:: STATED GOAL ::
Leave out any pictures and transcribe all other data below exactly.

------ RECORDS FOR THE EXERCISE

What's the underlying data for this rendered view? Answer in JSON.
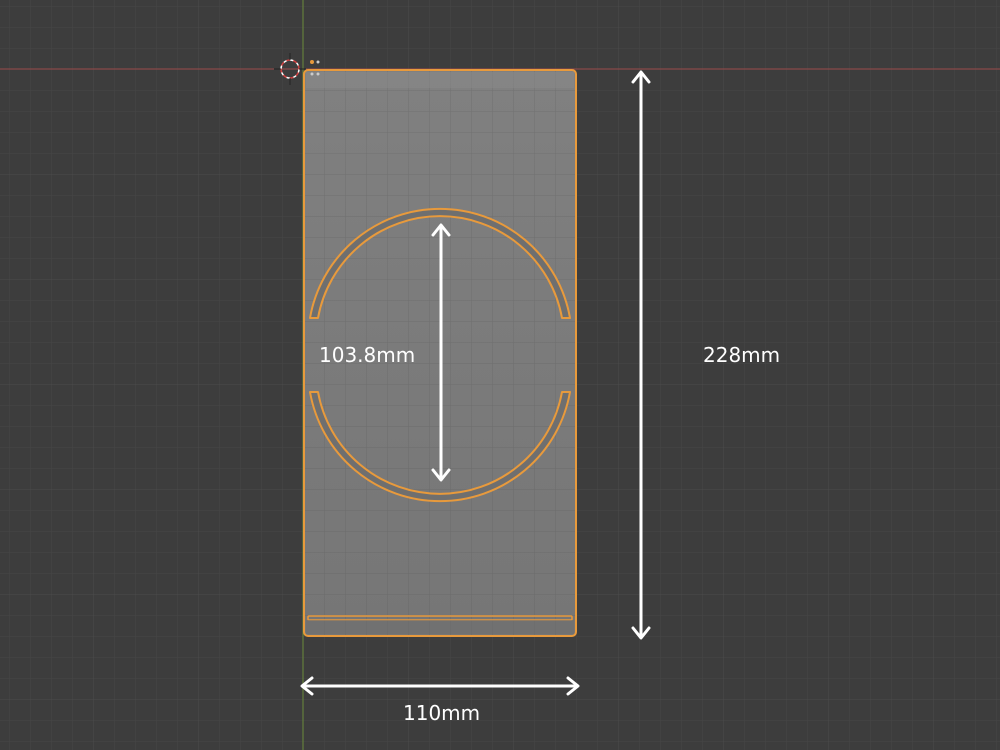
{
  "viewport": {
    "background": "#3d3d3d",
    "grid_minor": "#454545",
    "grid_major": "#4a4a4a",
    "x_axis_color": "#a04848",
    "y_axis_color": "#6b8f3a",
    "selection_outline": "#e89a3c",
    "object_fill": "#7a7a7a"
  },
  "dimensions": {
    "height_label": "228mm",
    "width_label": "110mm",
    "circle_label": "103.8mm"
  },
  "icons": {
    "cursor": "3d-cursor-icon",
    "origin": "object-origin-icon"
  }
}
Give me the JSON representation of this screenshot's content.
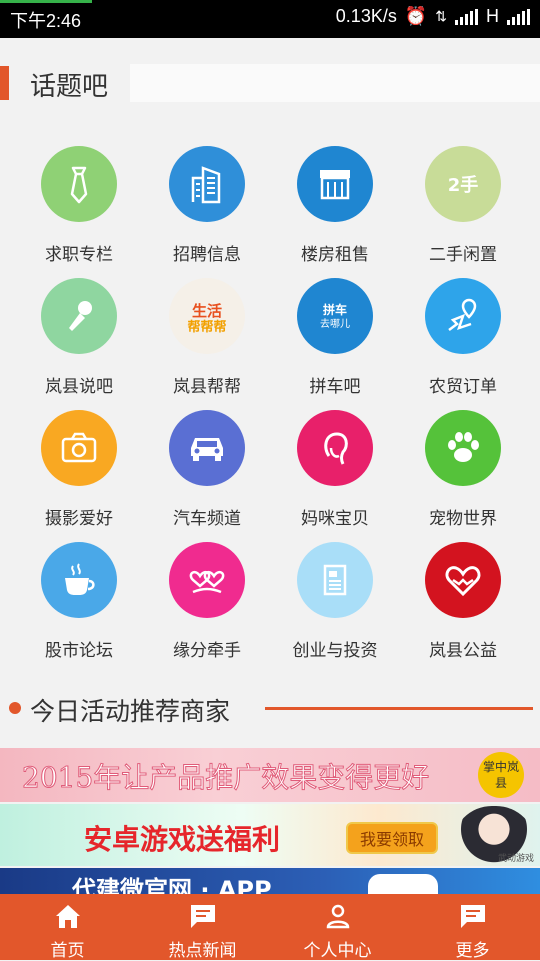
{
  "status_bar": {
    "time": "下午2:46",
    "speed": "0.13K/s",
    "network": "H"
  },
  "section": {
    "title": "话题吧"
  },
  "topics": [
    {
      "label": "求职专栏",
      "icon": "tie-icon",
      "color": "#8fd175"
    },
    {
      "label": "招聘信息",
      "icon": "building-icon",
      "color": "#2f8fd9"
    },
    {
      "label": "楼房租售",
      "icon": "storefront-icon",
      "color": "#1f86d1"
    },
    {
      "label": "二手闲置",
      "icon": "secondhand-icon",
      "color": "#c8dc98"
    },
    {
      "label": "岚县说吧",
      "icon": "microphone-icon",
      "color": "#8fd6a0"
    },
    {
      "label": "岚县帮帮",
      "icon": "life-help-logo-icon",
      "color": "#f5f0e8"
    },
    {
      "label": "拼车吧",
      "icon": "carpool-icon",
      "color": "#1f86d1"
    },
    {
      "label": "农贸订单",
      "icon": "map-route-icon",
      "color": "#2ea4ea"
    },
    {
      "label": "摄影爱好",
      "icon": "camera-icon",
      "color": "#f9a822"
    },
    {
      "label": "汽车频道",
      "icon": "car-icon",
      "color": "#5a6fd3"
    },
    {
      "label": "妈咪宝贝",
      "icon": "mother-icon",
      "color": "#e8206a"
    },
    {
      "label": "宠物世界",
      "icon": "paw-icon",
      "color": "#55c23a"
    },
    {
      "label": "股市论坛",
      "icon": "coffee-cup-icon",
      "color": "#4aa8e8"
    },
    {
      "label": "缘分牵手",
      "icon": "hearts-icon",
      "color": "#f02b8f"
    },
    {
      "label": "创业与投资",
      "icon": "document-icon",
      "color": "#a9def8"
    },
    {
      "label": "岚县公益",
      "icon": "heart-hands-icon",
      "color": "#d3131f"
    }
  ],
  "recommend": {
    "title": "今日活动推荐商家"
  },
  "banners": [
    {
      "text": "2015年让产品推广效果变得更好",
      "badge": "掌中岚县"
    },
    {
      "text": "安卓游戏送福利",
      "cta": "我要领取",
      "caption": "武动游戏"
    },
    {
      "text": "代建微官网 · APP"
    }
  ],
  "tabs": [
    {
      "label": "首页",
      "icon": "home-icon"
    },
    {
      "label": "热点新闻",
      "icon": "chat-icon"
    },
    {
      "label": "个人中心",
      "icon": "person-icon"
    },
    {
      "label": "更多",
      "icon": "chat-more-icon"
    }
  ],
  "colors": {
    "accent": "#e2572b"
  }
}
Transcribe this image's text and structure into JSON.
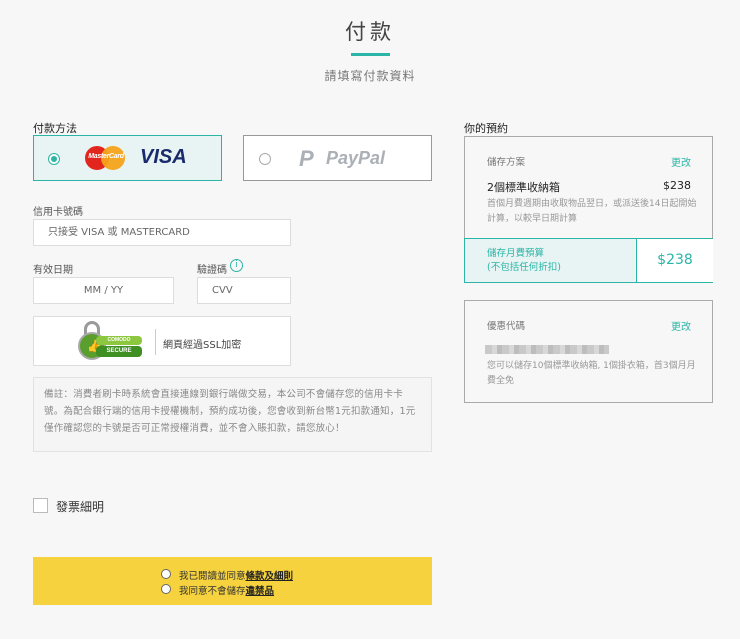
{
  "header": {
    "title": "付款",
    "subtitle": "請填寫付款資料"
  },
  "payment": {
    "section_label": "付款方法",
    "methods": [
      {
        "mastercard_text": "MasterCard",
        "visa_text": "VISA",
        "selected": true
      },
      {
        "paypal_text": "PayPal",
        "selected": false
      }
    ]
  },
  "card_form": {
    "number_label": "信用卡號碼",
    "number_placeholder": "只接受 VISA 或 MASTERCARD",
    "expiry_label": "有效日期",
    "expiry_placeholder": "MM  /  YY",
    "cvv_label": "驗證碼",
    "cvv_placeholder": "CVV",
    "info_glyph": "i"
  },
  "ssl": {
    "seal_top": "COMODO",
    "seal_bottom": "SECURE",
    "text": "網頁經過SSL加密"
  },
  "note": {
    "text": "備註：消費者刷卡時系統會直接連線到銀行端做交易，本公司不會儲存您的信用卡卡號。為配合銀行端的信用卡授權機制，預約成功後，您會收到新台幣1元扣款通知，1元僅作確認您的卡號是否可正常授權消費，並不會入賬扣款，請您放心！"
  },
  "invoice": {
    "label": "發票細明",
    "checked": false
  },
  "agreements": {
    "row1_prefix": "我已閱讀並同意",
    "row1_link": "條款及細則",
    "row2_prefix": "我同意不會儲存",
    "row2_link": "違禁品"
  },
  "order": {
    "section_label": "你的預約",
    "plan_label": "儲存方案",
    "edit_label": "更改",
    "item_name": "2個標準收納箱",
    "item_price": "$238",
    "item_desc": "首個月費週期由收取物品翌日，或派送後14日起開始計算，以較早日期計算",
    "total_label_line1": "儲存月費預算",
    "total_label_line2": "(不包括任何折扣)",
    "total_price": "$238"
  },
  "promo": {
    "label": "優惠代碼",
    "edit_label": "更改",
    "desc": "您可以儲存10個標準收納箱, 1個掛衣箱，首3個月月費全免"
  },
  "colors": {
    "accent": "#2bb5a6",
    "agree_bg": "#f5d23e",
    "visa_blue": "#1a2b6d",
    "mc_red": "#e3261d",
    "mc_yellow": "#f6a21a"
  }
}
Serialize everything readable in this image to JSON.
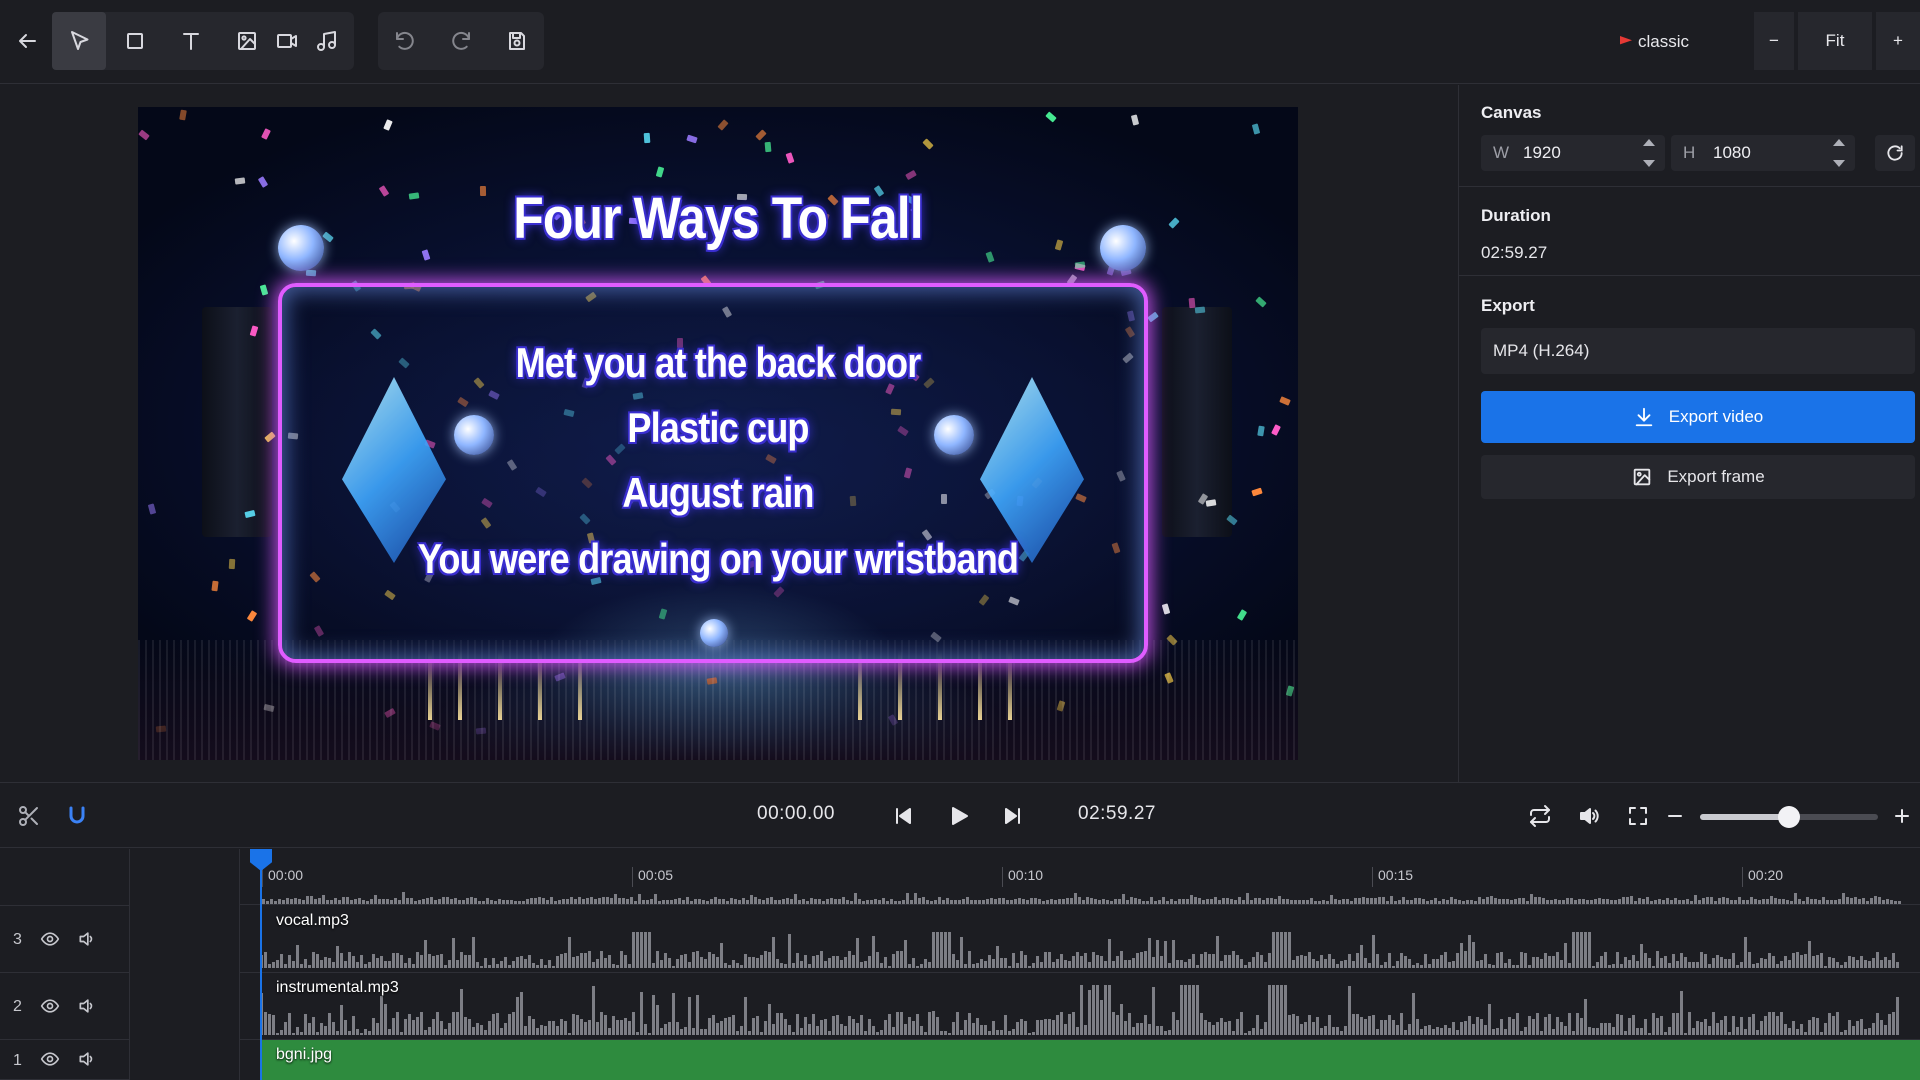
{
  "toolbar": {
    "icons": [
      "back-arrow-icon",
      "select-cursor-icon",
      "rectangle-icon",
      "text-icon",
      "image-icon",
      "video-icon",
      "music-icon",
      "undo-icon",
      "redo-icon",
      "save-icon"
    ],
    "theme_label": "classic",
    "zoom_out_label": "−",
    "zoom_fit_label": "Fit",
    "zoom_in_label": "+",
    "accent_color": "#1a73e8"
  },
  "preview": {
    "title": "Four Ways To Fall",
    "lyrics": [
      "Met you at the back door",
      "Plastic cup",
      "August rain",
      "You were drawing on your wristband"
    ]
  },
  "panel": {
    "canvas": {
      "title": "Canvas",
      "width_key": "W",
      "width_value": "1920",
      "height_key": "H",
      "height_value": "1080"
    },
    "duration": {
      "title": "Duration",
      "value": "02:59.27"
    },
    "export": {
      "title": "Export",
      "format": "MP4 (H.264)",
      "export_video_label": "Export video",
      "export_frame_label": "Export frame"
    }
  },
  "transport": {
    "current_time": "00:00.00",
    "total_time": "02:59.27",
    "volume_level": 0.5
  },
  "timeline": {
    "ruler_ticks": [
      "00:00",
      "00:05",
      "00:10",
      "00:15",
      "00:20"
    ],
    "tracks": [
      {
        "number": "3",
        "clip": "vocal.mp3"
      },
      {
        "number": "2",
        "clip": "instrumental.mp3"
      },
      {
        "number": "1",
        "clip": "bgni.jpg"
      }
    ],
    "image_clip_color": "#2e8b3e"
  }
}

------------

:: SOLUTION TO THE PROBLEM ::
What's the underlying data for this rendered view? Answer in JSON.
{
  "viewport": {
    "background": "#3d3d3d",
    "grid_minor": "#454545",
    "grid_major": "#4a4a4a",
    "x_axis_color": "#a04848",
    "y_axis_color": "#6b8f3a",
    "selection_outline": "#e89a3c",
    "object_fill": "#7a7a7a"
  },
  "dimensions": {
    "height_label": "228mm",
    "width_label": "110mm",
    "circle_label": "103.8mm"
  },
  "icons": {
    "cursor": "3d-cursor-icon",
    "origin": "object-origin-icon"
  }
}
Give me the JSON representation of this screenshot's content.
{
  "status_bar": {
    "time": "下午2:46",
    "speed": "0.13K/s",
    "network": "H"
  },
  "section": {
    "title": "话题吧"
  },
  "topics": [
    {
      "label": "求职专栏",
      "icon": "tie-icon",
      "color": "#8fd175"
    },
    {
      "label": "招聘信息",
      "icon": "building-icon",
      "color": "#2f8fd9"
    },
    {
      "label": "楼房租售",
      "icon": "storefront-icon",
      "color": "#1f86d1"
    },
    {
      "label": "二手闲置",
      "icon": "secondhand-icon",
      "color": "#c8dc98"
    },
    {
      "label": "岚县说吧",
      "icon": "microphone-icon",
      "color": "#8fd6a0"
    },
    {
      "label": "岚县帮帮",
      "icon": "life-help-logo-icon",
      "color": "#f5f0e8"
    },
    {
      "label": "拼车吧",
      "icon": "carpool-icon",
      "color": "#1f86d1"
    },
    {
      "label": "农贸订单",
      "icon": "map-route-icon",
      "color": "#2ea4ea"
    },
    {
      "label": "摄影爱好",
      "icon": "camera-icon",
      "color": "#f9a822"
    },
    {
      "label": "汽车频道",
      "icon": "car-icon",
      "color": "#5a6fd3"
    },
    {
      "label": "妈咪宝贝",
      "icon": "mother-icon",
      "color": "#e8206a"
    },
    {
      "label": "宠物世界",
      "icon": "paw-icon",
      "color": "#55c23a"
    },
    {
      "label": "股市论坛",
      "icon": "coffee-cup-icon",
      "color": "#4aa8e8"
    },
    {
      "label": "缘分牵手",
      "icon": "hearts-icon",
      "color": "#f02b8f"
    },
    {
      "label": "创业与投资",
      "icon": "document-icon",
      "color": "#a9def8"
    },
    {
      "label": "岚县公益",
      "icon": "heart-hands-icon",
      "color": "#d3131f"
    }
  ],
  "recommend": {
    "title": "今日活动推荐商家"
  },
  "banners": [
    {
      "text": "2015年让产品推广效果变得更好",
      "badge": "掌中岚县"
    },
    {
      "text": "安卓游戏送福利",
      "cta": "我要领取",
      "caption": "武动游戏"
    },
    {
      "text": "代建微官网 · APP"
    }
  ],
  "tabs": [
    {
      "label": "首页",
      "icon": "home-icon"
    },
    {
      "label": "热点新闻",
      "icon": "chat-icon"
    },
    {
      "label": "个人中心",
      "icon": "person-icon"
    },
    {
      "label": "更多",
      "icon": "chat-more-icon"
    }
  ],
  "colors": {
    "accent": "#e2572b"
  }
}
Transcribe this image's text and structure into JSON.
{
  "header": {
    "title": "付款",
    "subtitle": "請填寫付款資料"
  },
  "payment": {
    "section_label": "付款方法",
    "methods": [
      {
        "mastercard_text": "MasterCard",
        "visa_text": "VISA",
        "selected": true
      },
      {
        "paypal_text": "PayPal",
        "selected": false
      }
    ]
  },
  "card_form": {
    "number_label": "信用卡號碼",
    "number_placeholder": "只接受 VISA 或 MASTERCARD",
    "expiry_label": "有效日期",
    "expiry_placeholder": "MM  /  YY",
    "cvv_label": "驗證碼",
    "cvv_placeholder": "CVV",
    "info_glyph": "i"
  },
  "ssl": {
    "seal_top": "COMODO",
    "seal_bottom": "SECURE",
    "text": "網頁經過SSL加密"
  },
  "note": {
    "text": "備註：消費者刷卡時系統會直接連線到銀行端做交易，本公司不會儲存您的信用卡卡號。為配合銀行端的信用卡授權機制，預約成功後，您會收到新台幣1元扣款通知，1元僅作確認您的卡號是否可正常授權消費，並不會入賬扣款，請您放心！"
  },
  "invoice": {
    "label": "發票細明",
    "checked": false
  },
  "agreements": {
    "row1_prefix": "我已閱讀並同意",
    "row1_link": "條款及細則",
    "row2_prefix": "我同意不會儲存",
    "row2_link": "違禁品"
  },
  "order": {
    "section_label": "你的預約",
    "plan_label": "儲存方案",
    "edit_label": "更改",
    "item_name": "2個標準收納箱",
    "item_price": "$238",
    "item_desc": "首個月費週期由收取物品翌日，或派送後14日起開始計算，以較早日期計算",
    "total_label_line1": "儲存月費預算",
    "total_label_line2": "(不包括任何折扣)",
    "total_price": "$238"
  },
  "promo": {
    "label": "優惠代碼",
    "edit_label": "更改",
    "desc": "您可以儲存10個標準收納箱, 1個掛衣箱，首3個月月費全免"
  },
  "colors": {
    "accent": "#2bb5a6",
    "agree_bg": "#f5d23e",
    "visa_blue": "#1a2b6d",
    "mc_red": "#e3261d",
    "mc_yellow": "#f6a21a"
  }
}
Serialize everything readable in this image to JSON.
{
  "toolbar": {
    "icons": [
      "back-arrow-icon",
      "select-cursor-icon",
      "rectangle-icon",
      "text-icon",
      "image-icon",
      "video-icon",
      "music-icon",
      "undo-icon",
      "redo-icon",
      "save-icon"
    ],
    "theme_label": "classic",
    "zoom_out_label": "−",
    "zoom_fit_label": "Fit",
    "zoom_in_label": "+",
    "accent_color": "#1a73e8"
  },
  "preview": {
    "title": "Four Ways To Fall",
    "lyrics": [
      "Met you at the back door",
      "Plastic cup",
      "August rain",
      "You were drawing on your wristband"
    ]
  },
  "panel": {
    "canvas": {
      "title": "Canvas",
      "width_key": "W",
      "width_value": "1920",
      "height_key": "H",
      "height_value": "1080"
    },
    "duration": {
      "title": "Duration",
      "value": "02:59.27"
    },
    "export": {
      "title": "Export",
      "format": "MP4 (H.264)",
      "export_video_label": "Export video",
      "export_frame_label": "Export frame"
    }
  },
  "transport": {
    "current_time": "00:00.00",
    "total_time": "02:59.27",
    "volume_level": 0.5
  },
  "timeline": {
    "ruler_ticks": [
      "00:00",
      "00:05",
      "00:10",
      "00:15",
      "00:20"
    ],
    "tracks": [
      {
        "number": "3",
        "clip": "vocal.mp3"
      },
      {
        "number": "2",
        "clip": "instrumental.mp3"
      },
      {
        "number": "1",
        "clip": "bgni.jpg"
      }
    ],
    "image_clip_color": "#2e8b3e"
  }
}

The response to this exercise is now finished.